_Exercise aim_.
Find each line holding "this" and copy it out.

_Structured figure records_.
■ ■ ■ ■ ■

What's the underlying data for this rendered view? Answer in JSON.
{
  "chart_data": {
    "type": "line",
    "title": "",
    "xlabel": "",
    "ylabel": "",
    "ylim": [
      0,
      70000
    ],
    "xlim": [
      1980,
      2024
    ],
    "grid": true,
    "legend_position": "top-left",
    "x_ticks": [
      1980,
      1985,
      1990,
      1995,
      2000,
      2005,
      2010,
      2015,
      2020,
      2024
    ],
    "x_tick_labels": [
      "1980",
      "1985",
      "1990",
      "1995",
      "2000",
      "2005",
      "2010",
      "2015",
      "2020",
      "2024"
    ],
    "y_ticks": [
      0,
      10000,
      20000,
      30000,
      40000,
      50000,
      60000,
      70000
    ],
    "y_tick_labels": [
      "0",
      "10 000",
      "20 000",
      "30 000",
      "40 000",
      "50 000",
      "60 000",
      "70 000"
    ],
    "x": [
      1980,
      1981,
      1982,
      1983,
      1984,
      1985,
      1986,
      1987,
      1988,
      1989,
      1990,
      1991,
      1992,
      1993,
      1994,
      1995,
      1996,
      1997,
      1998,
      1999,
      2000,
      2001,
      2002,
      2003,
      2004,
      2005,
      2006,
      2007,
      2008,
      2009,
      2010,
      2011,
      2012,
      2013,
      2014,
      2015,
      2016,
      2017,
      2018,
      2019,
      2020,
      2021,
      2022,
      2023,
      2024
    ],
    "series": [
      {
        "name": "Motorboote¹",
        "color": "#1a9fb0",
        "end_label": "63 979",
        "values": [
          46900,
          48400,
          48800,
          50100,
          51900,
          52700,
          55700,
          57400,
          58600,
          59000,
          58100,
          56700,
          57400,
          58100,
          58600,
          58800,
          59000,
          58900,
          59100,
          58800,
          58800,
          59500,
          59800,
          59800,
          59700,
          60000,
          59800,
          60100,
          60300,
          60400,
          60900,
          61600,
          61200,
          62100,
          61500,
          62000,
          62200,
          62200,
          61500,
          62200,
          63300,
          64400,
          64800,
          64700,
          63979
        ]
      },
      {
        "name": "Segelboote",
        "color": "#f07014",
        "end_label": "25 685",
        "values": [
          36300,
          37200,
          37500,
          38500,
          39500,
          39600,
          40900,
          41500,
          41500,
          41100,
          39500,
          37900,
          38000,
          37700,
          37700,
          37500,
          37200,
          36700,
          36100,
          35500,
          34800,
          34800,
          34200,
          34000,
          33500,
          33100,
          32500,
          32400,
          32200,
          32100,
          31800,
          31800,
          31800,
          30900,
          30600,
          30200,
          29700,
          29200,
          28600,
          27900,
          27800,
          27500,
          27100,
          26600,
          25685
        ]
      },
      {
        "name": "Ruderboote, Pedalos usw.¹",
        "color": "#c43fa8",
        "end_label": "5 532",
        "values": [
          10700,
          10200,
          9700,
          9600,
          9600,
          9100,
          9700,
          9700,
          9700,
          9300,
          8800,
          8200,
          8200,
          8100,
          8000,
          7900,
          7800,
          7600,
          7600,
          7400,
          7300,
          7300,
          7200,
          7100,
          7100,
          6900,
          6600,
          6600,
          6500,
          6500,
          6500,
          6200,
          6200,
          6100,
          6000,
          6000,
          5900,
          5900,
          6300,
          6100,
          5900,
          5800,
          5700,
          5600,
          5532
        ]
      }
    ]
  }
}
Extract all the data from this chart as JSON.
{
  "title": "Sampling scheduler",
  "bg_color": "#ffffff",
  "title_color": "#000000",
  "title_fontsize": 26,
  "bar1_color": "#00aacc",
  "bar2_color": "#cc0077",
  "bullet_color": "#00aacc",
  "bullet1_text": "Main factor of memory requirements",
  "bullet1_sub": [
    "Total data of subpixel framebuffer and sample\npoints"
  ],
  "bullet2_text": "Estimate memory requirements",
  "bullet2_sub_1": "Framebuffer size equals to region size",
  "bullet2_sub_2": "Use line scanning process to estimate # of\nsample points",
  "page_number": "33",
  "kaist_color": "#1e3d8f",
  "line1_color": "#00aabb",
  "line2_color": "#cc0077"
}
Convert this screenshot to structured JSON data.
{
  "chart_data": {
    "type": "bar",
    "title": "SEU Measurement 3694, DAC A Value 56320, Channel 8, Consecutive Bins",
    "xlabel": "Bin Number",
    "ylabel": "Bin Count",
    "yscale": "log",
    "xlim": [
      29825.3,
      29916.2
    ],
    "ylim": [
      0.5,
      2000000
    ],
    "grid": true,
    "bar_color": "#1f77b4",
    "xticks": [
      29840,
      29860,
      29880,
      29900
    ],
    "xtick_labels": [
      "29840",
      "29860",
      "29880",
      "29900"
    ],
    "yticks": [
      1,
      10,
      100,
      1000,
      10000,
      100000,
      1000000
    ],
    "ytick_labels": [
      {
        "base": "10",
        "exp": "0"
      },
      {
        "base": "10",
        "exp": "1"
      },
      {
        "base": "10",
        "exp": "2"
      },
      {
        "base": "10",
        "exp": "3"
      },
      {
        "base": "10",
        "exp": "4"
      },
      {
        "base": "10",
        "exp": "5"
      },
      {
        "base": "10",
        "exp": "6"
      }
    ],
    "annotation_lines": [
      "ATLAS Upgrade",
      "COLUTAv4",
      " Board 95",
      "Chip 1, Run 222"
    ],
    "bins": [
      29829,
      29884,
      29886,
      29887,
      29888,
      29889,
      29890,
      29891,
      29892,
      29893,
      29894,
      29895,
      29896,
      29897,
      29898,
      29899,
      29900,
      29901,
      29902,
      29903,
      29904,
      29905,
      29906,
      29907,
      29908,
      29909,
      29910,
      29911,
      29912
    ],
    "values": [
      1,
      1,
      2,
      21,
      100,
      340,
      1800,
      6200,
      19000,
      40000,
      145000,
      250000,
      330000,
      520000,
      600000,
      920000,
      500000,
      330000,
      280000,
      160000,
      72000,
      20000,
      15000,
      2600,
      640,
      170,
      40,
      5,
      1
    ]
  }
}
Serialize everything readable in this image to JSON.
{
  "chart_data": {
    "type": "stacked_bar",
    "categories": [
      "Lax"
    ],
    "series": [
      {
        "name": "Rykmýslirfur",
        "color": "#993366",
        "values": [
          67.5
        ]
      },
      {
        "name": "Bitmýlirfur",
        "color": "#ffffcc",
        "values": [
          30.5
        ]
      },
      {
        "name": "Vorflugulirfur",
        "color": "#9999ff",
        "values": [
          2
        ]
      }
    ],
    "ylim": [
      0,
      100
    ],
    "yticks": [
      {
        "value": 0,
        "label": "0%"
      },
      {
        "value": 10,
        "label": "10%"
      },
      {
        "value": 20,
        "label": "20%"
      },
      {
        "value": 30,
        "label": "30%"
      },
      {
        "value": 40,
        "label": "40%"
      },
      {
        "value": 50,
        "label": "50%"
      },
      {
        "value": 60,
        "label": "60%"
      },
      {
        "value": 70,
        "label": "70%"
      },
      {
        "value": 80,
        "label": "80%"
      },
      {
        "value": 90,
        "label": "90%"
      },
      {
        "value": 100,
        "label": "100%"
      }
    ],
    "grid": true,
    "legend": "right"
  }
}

■ ■ ■ ■ ■

_Correct response_.
What's the underlying data for this rendered view? Answer in JSON.
Extract all the data from this chart as JSON.
Convert this screenshot to structured JSON data.
Serialize everything readable in this image to JSON.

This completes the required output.